EXERCISE GOAL
Leave out the pictures and copy each record below exactly.

RECORDS
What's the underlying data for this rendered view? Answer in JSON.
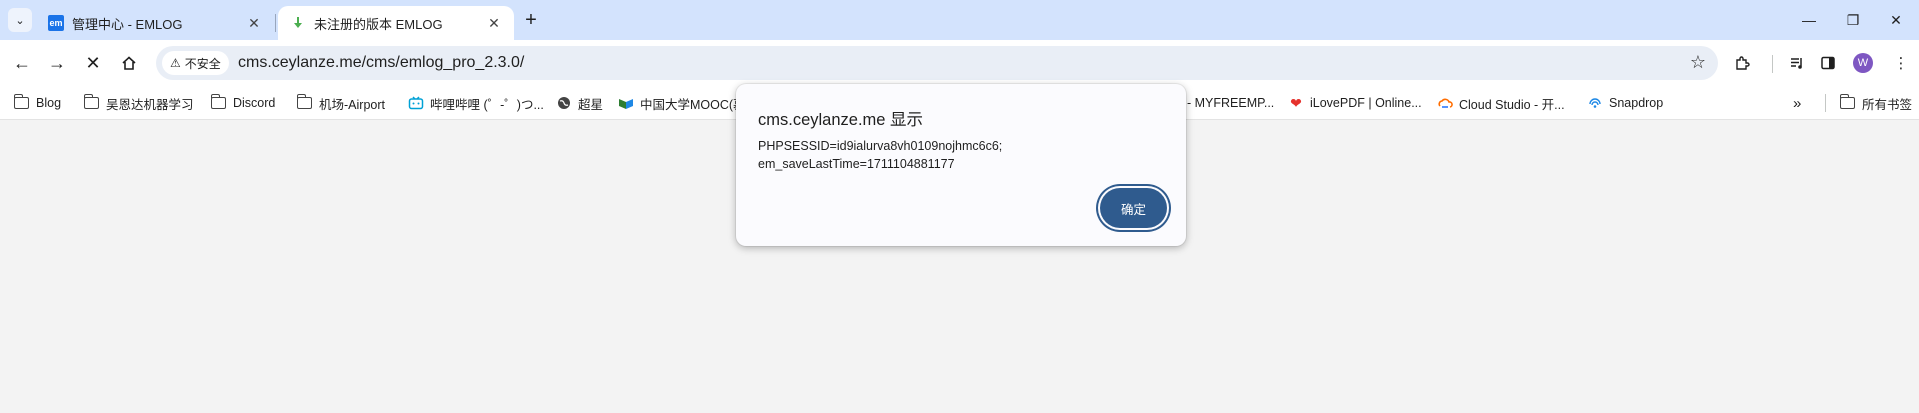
{
  "tabs": [
    {
      "label": "管理中心 - EMLOG",
      "favicon_text": "em"
    },
    {
      "label": "未注册的版本 EMLOG"
    }
  ],
  "toolbar": {
    "security_label": "不安全",
    "url": "cms.ceylanze.me/cms/emlog_pro_2.3.0/",
    "avatar_letter": "W"
  },
  "bookmarks": {
    "items": [
      {
        "label": "Blog",
        "icon": "folder-icon"
      },
      {
        "label": "吴恩达机器学习",
        "icon": "folder-icon"
      },
      {
        "label": "Discord",
        "icon": "folder-icon"
      },
      {
        "label": "机场-Airport",
        "icon": "folder-icon"
      },
      {
        "label": "哔哩哔哩 (゜-゜)つ...",
        "icon": "bilibili-icon"
      },
      {
        "label": "超星",
        "icon": "globe-icon"
      },
      {
        "label": "中国大学MOOC(慕",
        "icon": "mooc-icon"
      },
      {
        "label": "- MYFREEMP...",
        "icon": "none"
      },
      {
        "label": "iLovePDF | Online...",
        "icon": "heart-icon"
      },
      {
        "label": "Cloud Studio - 开...",
        "icon": "cloud-studio-icon"
      },
      {
        "label": "Snapdrop",
        "icon": "snapdrop-icon"
      }
    ],
    "all_bookmarks_label": "所有书签"
  },
  "dialog": {
    "title": "cms.ceylanze.me 显示",
    "message_line1": "PHPSESSID=id9ialurva8vh0109nojhmc6c6;",
    "message_line2": "em_saveLastTime=1711104881177",
    "ok_label": "确定"
  }
}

RESULT BELOW
What's the underlying data for this rendered view? Answer in JSON.
{
  "tabs": [
    {
      "label": "管理中心 - EMLOG",
      "favicon_text": "em"
    },
    {
      "label": "未注册的版本 EMLOG"
    }
  ],
  "toolbar": {
    "security_label": "不安全",
    "url": "cms.ceylanze.me/cms/emlog_pro_2.3.0/",
    "avatar_letter": "W"
  },
  "bookmarks": {
    "items": [
      {
        "label": "Blog",
        "icon": "folder-icon"
      },
      {
        "label": "吴恩达机器学习",
        "icon": "folder-icon"
      },
      {
        "label": "Discord",
        "icon": "folder-icon"
      },
      {
        "label": "机场-Airport",
        "icon": "folder-icon"
      },
      {
        "label": "哔哩哔哩 (゜-゜)つ...",
        "icon": "bilibili-icon"
      },
      {
        "label": "超星",
        "icon": "globe-icon"
      },
      {
        "label": "中国大学MOOC(慕",
        "icon": "mooc-icon"
      },
      {
        "label": "- MYFREEMP...",
        "icon": "none"
      },
      {
        "label": "iLovePDF | Online...",
        "icon": "heart-icon"
      },
      {
        "label": "Cloud Studio - 开...",
        "icon": "cloud-studio-icon"
      },
      {
        "label": "Snapdrop",
        "icon": "snapdrop-icon"
      }
    ],
    "all_bookmarks_label": "所有书签"
  },
  "dialog": {
    "title": "cms.ceylanze.me 显示",
    "message_line1": "PHPSESSID=id9ialurva8vh0109nojhmc6c6;",
    "message_line2": "em_saveLastTime=1711104881177",
    "ok_label": "确定"
  }
}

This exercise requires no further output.